RAW DATA |
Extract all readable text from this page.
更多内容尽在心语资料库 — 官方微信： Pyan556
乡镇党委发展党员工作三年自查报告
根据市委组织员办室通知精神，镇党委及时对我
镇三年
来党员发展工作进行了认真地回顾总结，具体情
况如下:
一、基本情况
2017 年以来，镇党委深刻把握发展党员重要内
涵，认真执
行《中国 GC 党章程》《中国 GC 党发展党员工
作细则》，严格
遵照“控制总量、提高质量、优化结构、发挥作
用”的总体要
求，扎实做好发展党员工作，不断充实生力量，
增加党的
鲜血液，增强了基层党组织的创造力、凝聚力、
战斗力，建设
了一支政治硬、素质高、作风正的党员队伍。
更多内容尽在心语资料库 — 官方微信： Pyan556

EXERCISE OBJECTIVE | Show the data once more, exactly as it was written.

RESULT |
Extract all readable text from this page.
更多内容尽在心语资料库 — 官方微信： Pyan556
乡镇党委发展党员工作三年自查报告
根据市委组织员办室通知精神，镇党委及时对我
镇三年
来党员发展工作进行了认真地回顾总结，具体情
况如下:
一、基本情况
2017 年以来，镇党委深刻把握发展党员重要内
涵，认真执
行《中国 GC 党章程》《中国 GC 党发展党员工
作细则》，严格
遵照“控制总量、提高质量、优化结构、发挥作
用”的总体要
求，扎实做好发展党员工作，不断充实生力量，
增加党的
鲜血液，增强了基层党组织的创造力、凝聚力、
战斗力，建设
了一支政治硬、素质高、作风正的党员队伍。
更多内容尽在心语资料库 — 官方微信： Pyan556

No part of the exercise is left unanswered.